> Data rows:
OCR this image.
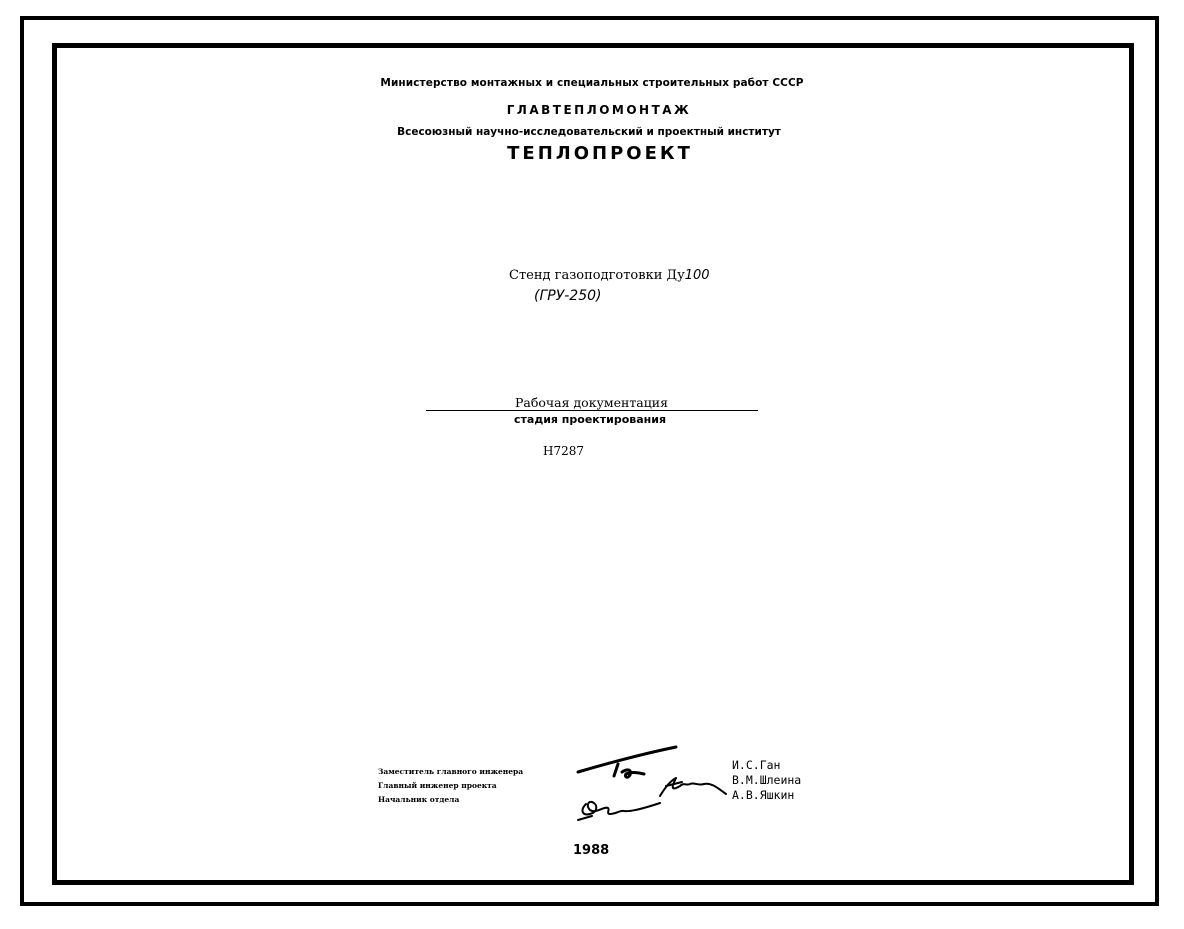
Министерство монтажных и специальных строительных работ СССР
ГЛАВТЕПЛОМОНТАЖ
Всесоюзный научно-исследовательский и проектный институт
ТЕПЛОПРОЕКТ
Стенд газоподготовки Ду100
(ГРУ-250)
Рабочая документация
стадия проектирования
Н7287
Заместитель главного инженера
Главный инженер проекта
Начальник отдела
И.С.Ган
В.М.Шлеина
А.В.Яшкин
1988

> Task details: Copy out all of the material exactly as written, without its pictures.

> Complete response:
OCR this image.
Министерство монтажных и специальных строительных работ СССР
ГЛАВТЕПЛОМОНТАЖ
Всесоюзный научно-исследовательский и проектный институт
ТЕПЛОПРОЕКТ
Стенд газоподготовки Ду100
(ГРУ-250)
Рабочая документация
стадия проектирования
Н7287
Заместитель главного инженера
Главный инженер проекта
Начальник отдела
И.С.Ган
В.М.Шлеина
А.В.Яшкин
1988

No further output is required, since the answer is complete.